# [DATA TO PROCESS]
◇ ◇ ◇ ◇ ◇

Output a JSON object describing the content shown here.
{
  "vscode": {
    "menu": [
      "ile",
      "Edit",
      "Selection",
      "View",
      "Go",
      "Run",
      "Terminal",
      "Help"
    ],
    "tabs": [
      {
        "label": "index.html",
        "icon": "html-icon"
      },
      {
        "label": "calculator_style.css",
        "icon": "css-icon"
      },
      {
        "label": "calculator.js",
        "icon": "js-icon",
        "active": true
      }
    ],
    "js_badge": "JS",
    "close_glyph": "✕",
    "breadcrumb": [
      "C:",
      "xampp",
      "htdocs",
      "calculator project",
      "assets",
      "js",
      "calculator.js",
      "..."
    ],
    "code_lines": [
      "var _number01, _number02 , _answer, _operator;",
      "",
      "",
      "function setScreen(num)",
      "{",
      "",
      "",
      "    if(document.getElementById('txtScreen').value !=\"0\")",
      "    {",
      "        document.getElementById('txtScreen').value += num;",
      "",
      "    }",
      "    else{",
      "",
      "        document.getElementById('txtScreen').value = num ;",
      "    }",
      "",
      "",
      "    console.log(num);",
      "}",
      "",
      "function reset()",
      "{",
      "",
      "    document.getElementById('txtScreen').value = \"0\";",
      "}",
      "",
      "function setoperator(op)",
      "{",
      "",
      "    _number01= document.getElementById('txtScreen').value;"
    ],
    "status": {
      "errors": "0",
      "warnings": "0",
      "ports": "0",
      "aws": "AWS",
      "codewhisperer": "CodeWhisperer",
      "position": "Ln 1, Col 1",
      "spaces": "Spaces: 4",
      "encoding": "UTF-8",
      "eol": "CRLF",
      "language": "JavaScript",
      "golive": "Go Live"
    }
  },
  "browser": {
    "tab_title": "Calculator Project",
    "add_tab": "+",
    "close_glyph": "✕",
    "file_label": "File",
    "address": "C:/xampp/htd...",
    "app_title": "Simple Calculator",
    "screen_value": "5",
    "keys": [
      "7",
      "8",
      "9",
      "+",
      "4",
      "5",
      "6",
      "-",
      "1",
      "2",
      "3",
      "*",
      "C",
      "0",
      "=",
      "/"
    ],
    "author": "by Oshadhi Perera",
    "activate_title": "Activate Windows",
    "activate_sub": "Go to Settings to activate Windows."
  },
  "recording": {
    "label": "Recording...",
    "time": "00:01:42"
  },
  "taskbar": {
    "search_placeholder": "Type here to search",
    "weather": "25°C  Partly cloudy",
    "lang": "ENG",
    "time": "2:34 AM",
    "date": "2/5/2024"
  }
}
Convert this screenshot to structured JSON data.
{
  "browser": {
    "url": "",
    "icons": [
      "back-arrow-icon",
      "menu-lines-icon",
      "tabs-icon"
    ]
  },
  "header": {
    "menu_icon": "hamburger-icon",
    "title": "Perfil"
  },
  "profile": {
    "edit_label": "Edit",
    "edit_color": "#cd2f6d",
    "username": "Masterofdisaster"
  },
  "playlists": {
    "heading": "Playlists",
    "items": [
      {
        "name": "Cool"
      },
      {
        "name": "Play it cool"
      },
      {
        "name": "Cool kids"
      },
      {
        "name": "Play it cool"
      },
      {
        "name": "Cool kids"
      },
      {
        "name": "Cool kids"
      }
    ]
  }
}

◇ ◇ ◇ ◇ ◇

# [WRITTEN TASK]
Extract each line of the listing above, copying it word for word.

# [FINAL ANSWER]
Output a JSON object describing the content shown here.
{
  "vscode": {
    "menu": [
      "ile",
      "Edit",
      "Selection",
      "View",
      "Go",
      "Run",
      "Terminal",
      "Help"
    ],
    "tabs": [
      {
        "label": "index.html",
        "icon": "html-icon"
      },
      {
        "label": "calculator_style.css",
        "icon": "css-icon"
      },
      {
        "label": "calculator.js",
        "icon": "js-icon",
        "active": true
      }
    ],
    "js_badge": "JS",
    "close_glyph": "✕",
    "breadcrumb": [
      "C:",
      "xampp",
      "htdocs",
      "calculator project",
      "assets",
      "js",
      "calculator.js",
      "..."
    ],
    "code_lines": [
      "var _number01, _number02 , _answer, _operator;",
      "",
      "",
      "function setScreen(num)",
      "{",
      "",
      "",
      "    if(document.getElementById('txtScreen').value !=\"0\")",
      "    {",
      "        document.getElementById('txtScreen').value += num;",
      "",
      "    }",
      "    else{",
      "",
      "        document.getElementById('txtScreen').value = num ;",
      "    }",
      "",
      "",
      "    console.log(num);",
      "}",
      "",
      "function reset()",
      "{",
      "",
      "    document.getElementById('txtScreen').value = \"0\";",
      "}",
      "",
      "function setoperator(op)",
      "{",
      "",
      "    _number01= document.getElementById('txtScreen').value;"
    ],
    "status": {
      "errors": "0",
      "warnings": "0",
      "ports": "0",
      "aws": "AWS",
      "codewhisperer": "CodeWhisperer",
      "position": "Ln 1, Col 1",
      "spaces": "Spaces: 4",
      "encoding": "UTF-8",
      "eol": "CRLF",
      "language": "JavaScript",
      "golive": "Go Live"
    }
  },
  "browser": {
    "tab_title": "Calculator Project",
    "add_tab": "+",
    "close_glyph": "✕",
    "file_label": "File",
    "address": "C:/xampp/htd...",
    "app_title": "Simple Calculator",
    "screen_value": "5",
    "keys": [
      "7",
      "8",
      "9",
      "+",
      "4",
      "5",
      "6",
      "-",
      "1",
      "2",
      "3",
      "*",
      "C",
      "0",
      "=",
      "/"
    ],
    "author": "by Oshadhi Perera",
    "activate_title": "Activate Windows",
    "activate_sub": "Go to Settings to activate Windows."
  },
  "recording": {
    "label": "Recording...",
    "time": "00:01:42"
  },
  "taskbar": {
    "search_placeholder": "Type here to search",
    "weather": "25°C  Partly cloudy",
    "lang": "ENG",
    "time": "2:34 AM",
    "date": "2/5/2024"
  }
}
Convert this screenshot to structured JSON data.
{
  "browser": {
    "url": "",
    "icons": [
      "back-arrow-icon",
      "menu-lines-icon",
      "tabs-icon"
    ]
  },
  "header": {
    "menu_icon": "hamburger-icon",
    "title": "Perfil"
  },
  "profile": {
    "edit_label": "Edit",
    "edit_color": "#cd2f6d",
    "username": "Masterofdisaster"
  },
  "playlists": {
    "heading": "Playlists",
    "items": [
      {
        "name": "Cool"
      },
      {
        "name": "Play it cool"
      },
      {
        "name": "Cool kids"
      },
      {
        "name": "Play it cool"
      },
      {
        "name": "Cool kids"
      },
      {
        "name": "Cool kids"
      }
    ]
  }
}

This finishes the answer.